═════ Input

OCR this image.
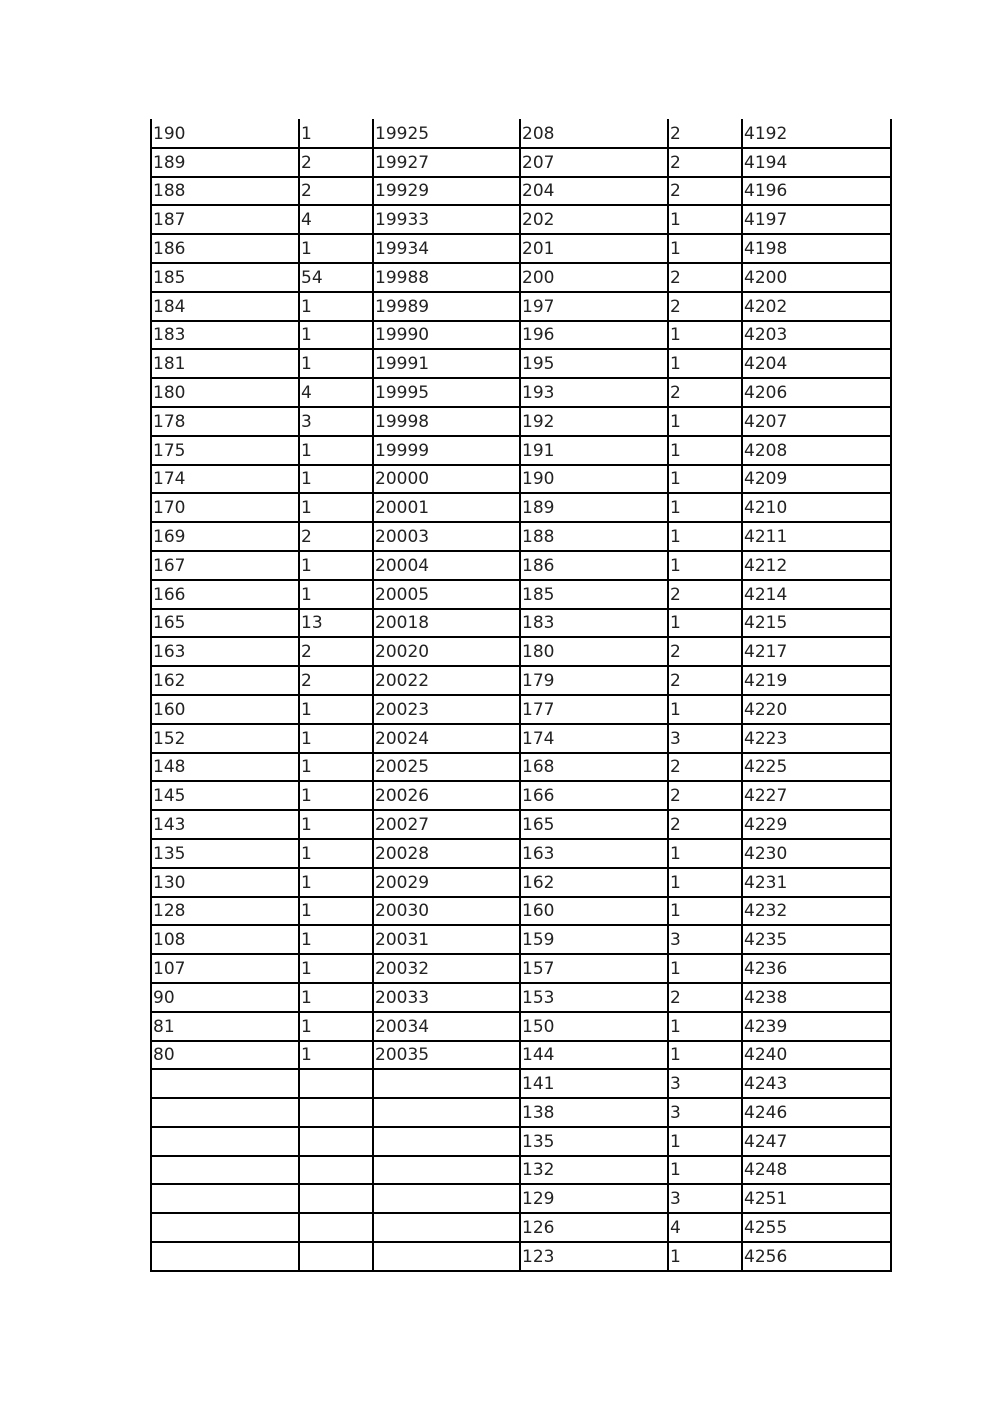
190	1	19925	208	2	4192
189	2	19927	207	2	4194
188	2	19929	204	2	4196
187	4	19933	202	1	4197
186	1	19934	201	1	4198
185	54	19988	200	2	4200
184	1	19989	197	2	4202
183	1	19990	196	1	4203
181	1	19991	195	1	4204
180	4	19995	193	2	4206
178	3	19998	192	1	4207
175	1	19999	191	1	4208
174	1	20000	190	1	4209
170	1	20001	189	1	4210
169	2	20003	188	1	4211
167	1	20004	186	1	4212
166	1	20005	185	2	4214
165	13	20018	183	1	4215
163	2	20020	180	2	4217
162	2	20022	179	2	4219
160	1	20023	177	1	4220
152	1	20024	174	3	4223
148	1	20025	168	2	4225
145	1	20026	166	2	4227
143	1	20027	165	2	4229
135	1	20028	163	1	4230
130	1	20029	162	1	4231
128	1	20030	160	1	4232
108	1	20031	159	3	4235
107	1	20032	157	1	4236
90	1	20033	153	2	4238
81	1	20034	150	1	4239
80	1	20035	144	1	4240
			141	3	4243
			138	3	4246
			135	1	4247
			132	1	4248
			129	3	4251
			126	4	4255
			123	1	4256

══════════

◆ Instruction ◆
In your copy of the records, include no pictures; repeat everything else exactly.

◆ Exercise solution ◆
OCR this image.
190	1	19925	208	2	4192
189	2	19927	207	2	4194
188	2	19929	204	2	4196
187	4	19933	202	1	4197
186	1	19934	201	1	4198
185	54	19988	200	2	4200
184	1	19989	197	2	4202
183	1	19990	196	1	4203
181	1	19991	195	1	4204
180	4	19995	193	2	4206
178	3	19998	192	1	4207
175	1	19999	191	1	4208
174	1	20000	190	1	4209
170	1	20001	189	1	4210
169	2	20003	188	1	4211
167	1	20004	186	1	4212
166	1	20005	185	2	4214
165	13	20018	183	1	4215
163	2	20020	180	2	4217
162	2	20022	179	2	4219
160	1	20023	177	1	4220
152	1	20024	174	3	4223
148	1	20025	168	2	4225
145	1	20026	166	2	4227
143	1	20027	165	2	4229
135	1	20028	163	1	4230
130	1	20029	162	1	4231
128	1	20030	160	1	4232
108	1	20031	159	3	4235
107	1	20032	157	1	4236
90	1	20033	153	2	4238
81	1	20034	150	1	4239
80	1	20035	144	1	4240
			141	3	4243
			138	3	4246
			135	1	4247
			132	1	4248
			129	3	4251
			126	4	4255
			123	1	4256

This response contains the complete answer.